**EXTRACT:**
Mounting financial stress in the public sector has intensified a drumbeat for more regionalization of local government.

Regional government is more efficient, the theory goes, as some duplicative job functions and services could be eliminated and buying power would improve through consolidated purchasing. My firsthand experience tells me otherwise.

I’ve lived and worked in five regions in two countries having both regional and non-regional governments, and what I’ve witnessed is that regionalization reduces service levels to local taxpayers and, over time, simply increases the overall size and cost of government.

Many Connecticut towns have already joined to form purchasing groups for everything from insurance to utilities to supplies and materials.  Nothing prevents towns from forming these groups, and we should encourage local leaders to utilize them wherever possible. Short of coercion, there’s no need to create a regional government entity to achieve this purpose.

The idea that efficiencies can be found through consolidating functional areas and positions wrongly assumes that we have large numbers of town employees who are working below their capacity.

Think of it this way: Each individual employee can handle only a certain number of tasks, whether those tasks are police calls, building permits, tax billings or any number of similar duties. If we take two towns each having, for example, two full-time clerks who can handle 300 tax-bill inquiries per month, then consolidation would simply mean having four clerks handling 600 inquiries per month. In other words, no net savings would occur. I’ve been a volunteer member of a local town board for 17 years, and my direct observation is that our towns manage their workforces quite effectively, adjusting positions and hours to reflect the local workload.

Where regionalization theory really goes awry is when we recognize that it’s likely that consolidation would lead to a decision that the four clerks in my example would now need a supervisor, thereby increasing the overall size and cost of government. This unintended consequence shouldn’t come as a surprise — since when has big government been more effective than small? Regional (or county) systems simply do what every large organization tends to do: Over time they get larger, more bureaucratic, less responsive and costlier.

**REQUIREMENT A:** Reproduce a portion of the essay on regional government verbatim, beginning at the words "Many Connecticut towns" and stopping after "below their capacity.".
**REQUIREMENT B:** Pick up the essay on regional government after its last sentence and write the next part of the argument.

**RECORDS SHOWN:**
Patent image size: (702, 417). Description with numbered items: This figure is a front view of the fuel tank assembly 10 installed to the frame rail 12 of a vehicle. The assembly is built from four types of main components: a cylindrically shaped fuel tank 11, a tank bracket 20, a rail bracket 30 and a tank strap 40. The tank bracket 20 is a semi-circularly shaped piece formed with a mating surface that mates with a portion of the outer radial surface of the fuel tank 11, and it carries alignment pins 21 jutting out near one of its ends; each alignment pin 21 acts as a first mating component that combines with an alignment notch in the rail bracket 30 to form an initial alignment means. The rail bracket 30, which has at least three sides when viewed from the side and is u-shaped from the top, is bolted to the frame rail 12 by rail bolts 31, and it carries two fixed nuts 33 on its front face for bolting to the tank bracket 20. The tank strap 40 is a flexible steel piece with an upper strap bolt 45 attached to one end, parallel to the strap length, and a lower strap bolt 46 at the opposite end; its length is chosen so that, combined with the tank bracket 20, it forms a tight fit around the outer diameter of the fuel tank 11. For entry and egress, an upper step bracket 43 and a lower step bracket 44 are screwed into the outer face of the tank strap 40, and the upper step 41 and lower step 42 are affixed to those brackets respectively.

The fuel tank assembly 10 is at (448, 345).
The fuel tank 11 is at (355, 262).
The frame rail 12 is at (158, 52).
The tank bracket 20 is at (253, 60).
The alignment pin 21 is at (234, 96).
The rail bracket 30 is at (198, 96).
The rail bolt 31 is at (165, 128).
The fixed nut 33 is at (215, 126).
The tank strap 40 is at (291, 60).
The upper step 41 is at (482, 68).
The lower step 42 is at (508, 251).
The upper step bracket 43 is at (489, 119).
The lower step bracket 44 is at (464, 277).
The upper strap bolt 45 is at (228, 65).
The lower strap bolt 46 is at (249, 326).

**ANSWER BOX A:**
Many Connecticut towns have already joined to form purchasing groups for everything from insurance to utilities to supplies and materials.  Nothing prevents towns from forming these groups, and we should encourage local leaders to utilize them wherever possible. Short of coercion, there’s no need to create a regional government entity to achieve this purpose.

The idea that efficiencies can be found through consolidating functional areas and positions wrongly assumes that we have large numbers of town employees who are working below their capacity.

**ANSWER BOX B:**
It’s also important to recognize that a large share of the necessary leadership and management work done in local government is performed by volunteers. Regionalized governments inevitably replace these volunteers with “professional management,” adding a whole new layer of overhead.

If cost savings is the goal, a regional form of government would have to replace some number of local governments, not simply be layered on top of them. Do we honestly think that a larger, more distant government will be equally accountable, provide higher levels of service, or cost less?

Small, local governments are in fact the ideal against which all others should be measured. They operate with minimal staff and flat management structures, and they are closely connected to the people they serve. It’s easy to communicate with them and hold them accountable.

As a result, they tend to be more responsive and do a better job of carefully managing taxpayers’ resources than do their larger brethren. What makes us think that a larger government unit will improve these results?

It strikes me that Connecticut’s budget troubles do not reside in our towns. For the most part, local government does an excellent job of managing their operating budgets and debt levels, while providing residents with high levels of service, responsiveness and accountability. Instead of discussing how to make local governments larger (and regional), perhaps our focus should be on finding ways to make our state government more cost effective.

R. Michael Goman is a principal of Goman + York Property Advisors LLC, an East Hartford-based real estate advisor. Goman is also a former member of the Simsbury Board of Ed.